**What you need to do:** Show all lines from the listing below that contain "ASHRAE".

— start Data in this exercise —

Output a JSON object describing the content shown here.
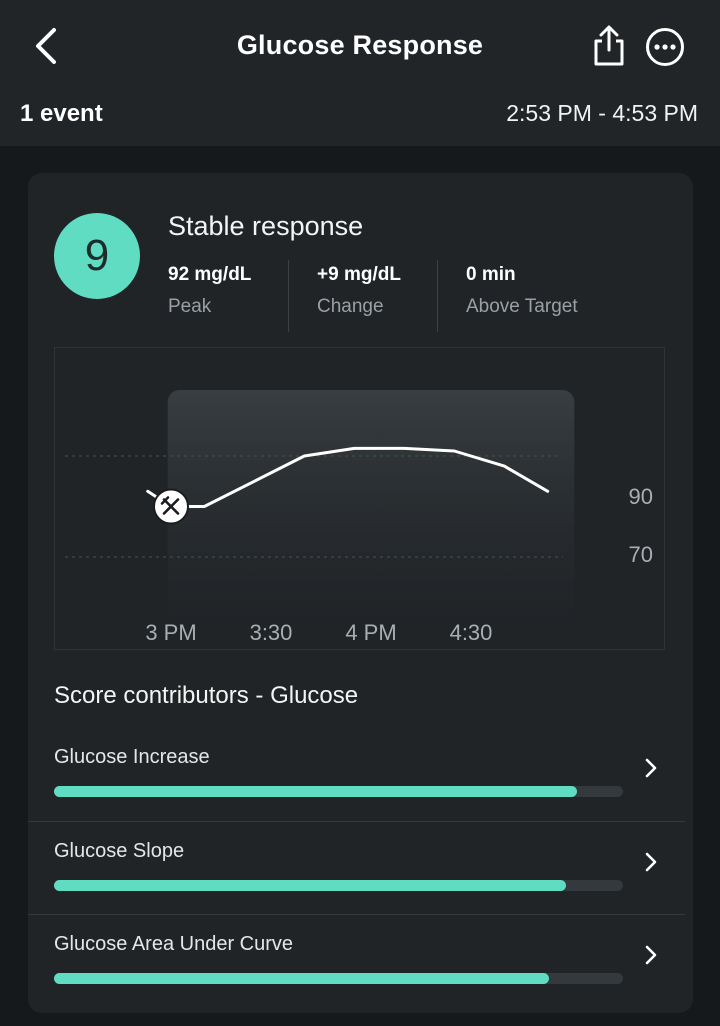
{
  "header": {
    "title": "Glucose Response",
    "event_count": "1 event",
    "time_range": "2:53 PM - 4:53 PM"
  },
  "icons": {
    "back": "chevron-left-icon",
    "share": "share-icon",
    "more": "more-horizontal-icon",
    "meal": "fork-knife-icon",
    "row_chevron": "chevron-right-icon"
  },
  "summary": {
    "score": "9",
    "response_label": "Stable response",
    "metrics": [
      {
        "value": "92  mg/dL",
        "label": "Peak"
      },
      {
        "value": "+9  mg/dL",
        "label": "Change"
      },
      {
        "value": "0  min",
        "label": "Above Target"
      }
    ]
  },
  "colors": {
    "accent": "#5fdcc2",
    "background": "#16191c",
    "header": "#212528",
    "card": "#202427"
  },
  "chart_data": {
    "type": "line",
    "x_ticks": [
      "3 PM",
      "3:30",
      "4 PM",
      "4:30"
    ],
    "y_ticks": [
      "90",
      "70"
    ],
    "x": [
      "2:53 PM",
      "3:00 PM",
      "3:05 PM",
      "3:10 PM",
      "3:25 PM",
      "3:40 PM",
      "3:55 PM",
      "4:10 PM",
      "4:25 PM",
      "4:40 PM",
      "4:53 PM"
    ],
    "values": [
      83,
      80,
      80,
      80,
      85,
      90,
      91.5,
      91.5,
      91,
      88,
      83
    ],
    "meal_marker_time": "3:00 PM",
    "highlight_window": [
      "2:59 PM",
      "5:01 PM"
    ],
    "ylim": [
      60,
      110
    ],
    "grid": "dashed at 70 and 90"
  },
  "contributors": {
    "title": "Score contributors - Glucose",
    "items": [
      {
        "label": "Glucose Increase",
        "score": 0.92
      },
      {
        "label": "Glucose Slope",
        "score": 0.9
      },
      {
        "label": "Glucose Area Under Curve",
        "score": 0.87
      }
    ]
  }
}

— end Data in this exercise —
— start Data in this exercise —

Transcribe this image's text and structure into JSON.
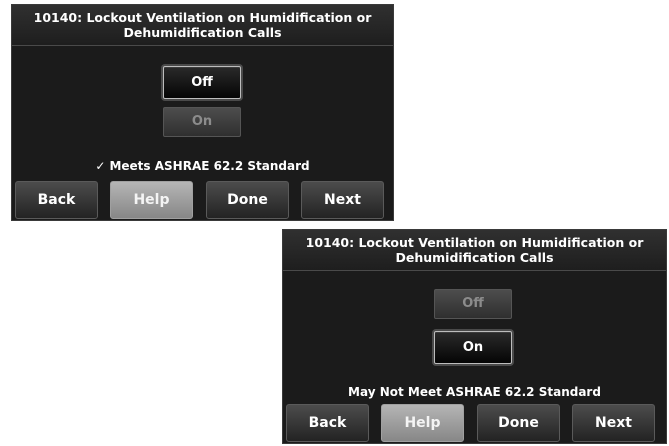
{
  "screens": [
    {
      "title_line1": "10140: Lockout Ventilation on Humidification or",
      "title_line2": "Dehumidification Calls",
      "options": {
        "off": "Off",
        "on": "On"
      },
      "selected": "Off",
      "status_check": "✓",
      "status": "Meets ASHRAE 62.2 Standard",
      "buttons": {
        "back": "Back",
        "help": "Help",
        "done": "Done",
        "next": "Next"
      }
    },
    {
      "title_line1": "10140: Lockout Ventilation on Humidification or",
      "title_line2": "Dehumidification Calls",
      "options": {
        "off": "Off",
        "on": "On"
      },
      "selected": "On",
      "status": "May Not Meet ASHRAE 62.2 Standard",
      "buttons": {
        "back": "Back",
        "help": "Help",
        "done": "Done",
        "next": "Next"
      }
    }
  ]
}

— end Data in this exercise —

**Response to the exercise:**
      "status": "Meets ASHRAE 62.2 Standard",
      "status": "May Not Meet ASHRAE 62.2 Standard",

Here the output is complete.